WHAT THE TASK REQUIRES:
Below is a block of records. Copy every line in it that contains the word "KommunicateChat".

ENTRIES PROVIDED:
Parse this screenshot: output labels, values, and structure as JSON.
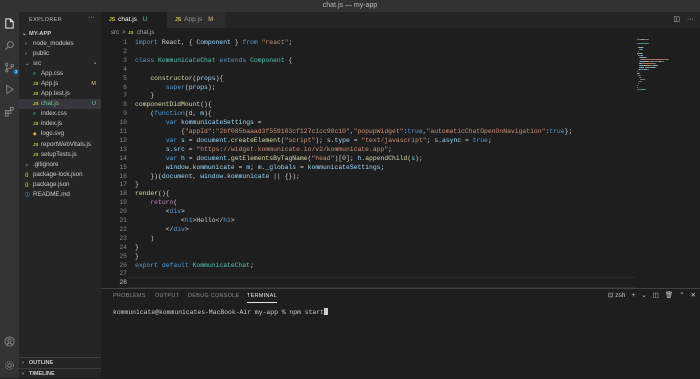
{
  "window": {
    "title": "chat.js — my-app"
  },
  "activity_bar": {
    "items": [
      "files-icon",
      "search-icon",
      "source-control-icon",
      "run-debug-icon",
      "extensions-icon"
    ],
    "source_control_badge": "3",
    "bottom": [
      "account-icon",
      "settings-gear-icon"
    ]
  },
  "explorer": {
    "header": "EXPLORER",
    "project": "MY-APP",
    "tree": [
      {
        "name": "node_modules",
        "type": "folder",
        "depth": 1,
        "open": false,
        "status": ""
      },
      {
        "name": "public",
        "type": "folder",
        "depth": 1,
        "open": false,
        "status": ""
      },
      {
        "name": "src",
        "type": "folder",
        "depth": 1,
        "open": true,
        "status": "•"
      },
      {
        "name": "App.css",
        "type": "css",
        "depth": 2,
        "status": ""
      },
      {
        "name": "App.js",
        "type": "js",
        "depth": 2,
        "status": "M"
      },
      {
        "name": "App.test.js",
        "type": "js",
        "depth": 2,
        "status": ""
      },
      {
        "name": "chat.js",
        "type": "js",
        "depth": 2,
        "status": "U",
        "selected": true
      },
      {
        "name": "index.css",
        "type": "css",
        "depth": 2,
        "status": ""
      },
      {
        "name": "index.js",
        "type": "js",
        "depth": 2,
        "status": ""
      },
      {
        "name": "logo.svg",
        "type": "svg",
        "depth": 2,
        "status": ""
      },
      {
        "name": "reportWebVitals.js",
        "type": "js",
        "depth": 2,
        "status": ""
      },
      {
        "name": "setupTests.js",
        "type": "js",
        "depth": 2,
        "status": ""
      },
      {
        "name": ".gitignore",
        "type": "git",
        "depth": 1,
        "status": ""
      },
      {
        "name": "package-lock.json",
        "type": "json",
        "depth": 1,
        "status": ""
      },
      {
        "name": "package.json",
        "type": "json",
        "depth": 1,
        "status": ""
      },
      {
        "name": "README.md",
        "type": "md",
        "depth": 1,
        "status": ""
      }
    ],
    "outline": "OUTLINE",
    "timeline": "TIMELINE"
  },
  "tabs": [
    {
      "label": "chat.js",
      "marker": "U",
      "active": true
    },
    {
      "label": "App.js",
      "marker": "M",
      "active": false
    }
  ],
  "breadcrumb": {
    "folder": "src",
    "file": "chat.js",
    "sep": ">"
  },
  "code": {
    "current_line": 28,
    "lines": [
      [
        [
          "kw",
          "import "
        ],
        [
          "pl",
          "React, { "
        ],
        [
          "var",
          "Component"
        ],
        [
          "pl",
          " } "
        ],
        [
          "kw",
          "from "
        ],
        [
          "str",
          "\"react\""
        ],
        [
          "pl",
          ";"
        ]
      ],
      [],
      [
        [
          "kw",
          "class "
        ],
        [
          "cls",
          "KommunicateChat "
        ],
        [
          "kw",
          "extends "
        ],
        [
          "cls",
          "Component"
        ],
        [
          "pl",
          " {"
        ]
      ],
      [],
      [
        [
          "pl",
          "    "
        ],
        [
          "fn",
          "constructor"
        ],
        [
          "pl",
          "("
        ],
        [
          "var",
          "props"
        ],
        [
          "pl",
          "){"
        ]
      ],
      [
        [
          "pl",
          "        "
        ],
        [
          "kw",
          "super"
        ],
        [
          "pl",
          "("
        ],
        [
          "var",
          "props"
        ],
        [
          "pl",
          ");"
        ]
      ],
      [
        [
          "pl",
          "    }"
        ]
      ],
      [
        [
          "fn",
          "componentDidMount"
        ],
        [
          "pl",
          "(){"
        ]
      ],
      [
        [
          "pl",
          "    ("
        ],
        [
          "kw",
          "function"
        ],
        [
          "pl",
          "("
        ],
        [
          "var",
          "d"
        ],
        [
          "pl",
          ", "
        ],
        [
          "var",
          "m"
        ],
        [
          "pl",
          "){"
        ]
      ],
      [
        [
          "pl",
          "        "
        ],
        [
          "kw",
          "var "
        ],
        [
          "var",
          "kommunicateSettings"
        ],
        [
          "pl",
          " ="
        ]
      ],
      [
        [
          "pl",
          "            {"
        ],
        [
          "str",
          "\"appId\""
        ],
        [
          "pl",
          ":"
        ],
        [
          "str",
          "\"2bf085baaad3f559103cf127c1cc98c10\""
        ],
        [
          "pl",
          ","
        ],
        [
          "str",
          "\"popupWidget\""
        ],
        [
          "pl",
          ":"
        ],
        [
          "kw",
          "true"
        ],
        [
          "pl",
          ","
        ],
        [
          "str",
          "\"automaticChatOpenOnNavigation\""
        ],
        [
          "pl",
          ":"
        ],
        [
          "kw",
          "true"
        ],
        [
          "pl",
          "};"
        ]
      ],
      [
        [
          "pl",
          "        "
        ],
        [
          "kw",
          "var "
        ],
        [
          "var",
          "s"
        ],
        [
          "pl",
          " = "
        ],
        [
          "var",
          "document"
        ],
        [
          "pl",
          "."
        ],
        [
          "fn",
          "createElement"
        ],
        [
          "pl",
          "("
        ],
        [
          "str",
          "\"script\""
        ],
        [
          "pl",
          "); "
        ],
        [
          "var",
          "s"
        ],
        [
          "pl",
          "."
        ],
        [
          "var",
          "type"
        ],
        [
          "pl",
          " = "
        ],
        [
          "str",
          "\"text/javascript\""
        ],
        [
          "pl",
          "; "
        ],
        [
          "var",
          "s"
        ],
        [
          "pl",
          "."
        ],
        [
          "var",
          "async"
        ],
        [
          "pl",
          " = "
        ],
        [
          "kw",
          "true"
        ],
        [
          "pl",
          ";"
        ]
      ],
      [
        [
          "pl",
          "        "
        ],
        [
          "var",
          "s"
        ],
        [
          "pl",
          "."
        ],
        [
          "var",
          "src"
        ],
        [
          "pl",
          " = "
        ],
        [
          "str",
          "\"https://widget.kommunicate.io/v2/kommunicate.app\""
        ],
        [
          "pl",
          ";"
        ]
      ],
      [
        [
          "pl",
          "        "
        ],
        [
          "kw",
          "var "
        ],
        [
          "var",
          "h"
        ],
        [
          "pl",
          " = "
        ],
        [
          "var",
          "document"
        ],
        [
          "pl",
          "."
        ],
        [
          "fn",
          "getElementsByTagName"
        ],
        [
          "pl",
          "("
        ],
        [
          "str",
          "\"head\""
        ],
        [
          "pl",
          ")[0]; "
        ],
        [
          "var",
          "h"
        ],
        [
          "pl",
          "."
        ],
        [
          "fn",
          "appendChild"
        ],
        [
          "pl",
          "("
        ],
        [
          "var",
          "s"
        ],
        [
          "pl",
          ");"
        ]
      ],
      [
        [
          "pl",
          "        "
        ],
        [
          "var",
          "window"
        ],
        [
          "pl",
          "."
        ],
        [
          "var",
          "kommunicate"
        ],
        [
          "pl",
          " = "
        ],
        [
          "var",
          "m"
        ],
        [
          "pl",
          "; "
        ],
        [
          "var",
          "m"
        ],
        [
          "pl",
          "."
        ],
        [
          "var",
          "_globals"
        ],
        [
          "pl",
          " = "
        ],
        [
          "var",
          "kommunicateSettings"
        ],
        [
          "pl",
          ";"
        ]
      ],
      [
        [
          "pl",
          "    })("
        ],
        [
          "var",
          "document"
        ],
        [
          "pl",
          ", "
        ],
        [
          "var",
          "window"
        ],
        [
          "pl",
          "."
        ],
        [
          "var",
          "kommunicate"
        ],
        [
          "pl",
          " || {});"
        ]
      ],
      [
        [
          "pl",
          "}"
        ]
      ],
      [
        [
          "fn",
          "render"
        ],
        [
          "pl",
          "(){"
        ]
      ],
      [
        [
          "pl",
          "    "
        ],
        [
          "kw2",
          "return"
        ],
        [
          "pl",
          "("
        ]
      ],
      [
        [
          "pl",
          "        <"
        ],
        [
          "tag",
          "div"
        ],
        [
          "pl",
          ">"
        ]
      ],
      [
        [
          "pl",
          "            <"
        ],
        [
          "tag",
          "h1"
        ],
        [
          "pl",
          ">Hello</"
        ],
        [
          "tag",
          "h1"
        ],
        [
          "pl",
          ">"
        ]
      ],
      [
        [
          "pl",
          "        </"
        ],
        [
          "tag",
          "div"
        ],
        [
          "pl",
          ">"
        ]
      ],
      [
        [
          "pl",
          "    )"
        ]
      ],
      [
        [
          "pl",
          "}"
        ]
      ],
      [
        [
          "pl",
          "}"
        ]
      ],
      [
        [
          "kw",
          "export "
        ],
        [
          "kw",
          "default "
        ],
        [
          "cls",
          "KommunicateChat"
        ],
        [
          "pl",
          ";"
        ]
      ],
      [],
      []
    ]
  },
  "panel": {
    "tabs": [
      "PROBLEMS",
      "OUTPUT",
      "DEBUG CONSOLE",
      "TERMINAL"
    ],
    "active_tab": "TERMINAL",
    "shell": "zsh",
    "terminal_line": "kommunicate@kommunicates-MacBook-Air my-app % npm start"
  },
  "colors": {
    "accent": "#0e639c",
    "editor_bg": "#1e1e1e",
    "sidebar_bg": "#252526",
    "activity_bg": "#333333"
  }
}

ANSWER TO THE EXERCISE:
          "KommunicateChat "
          "KommunicateChat"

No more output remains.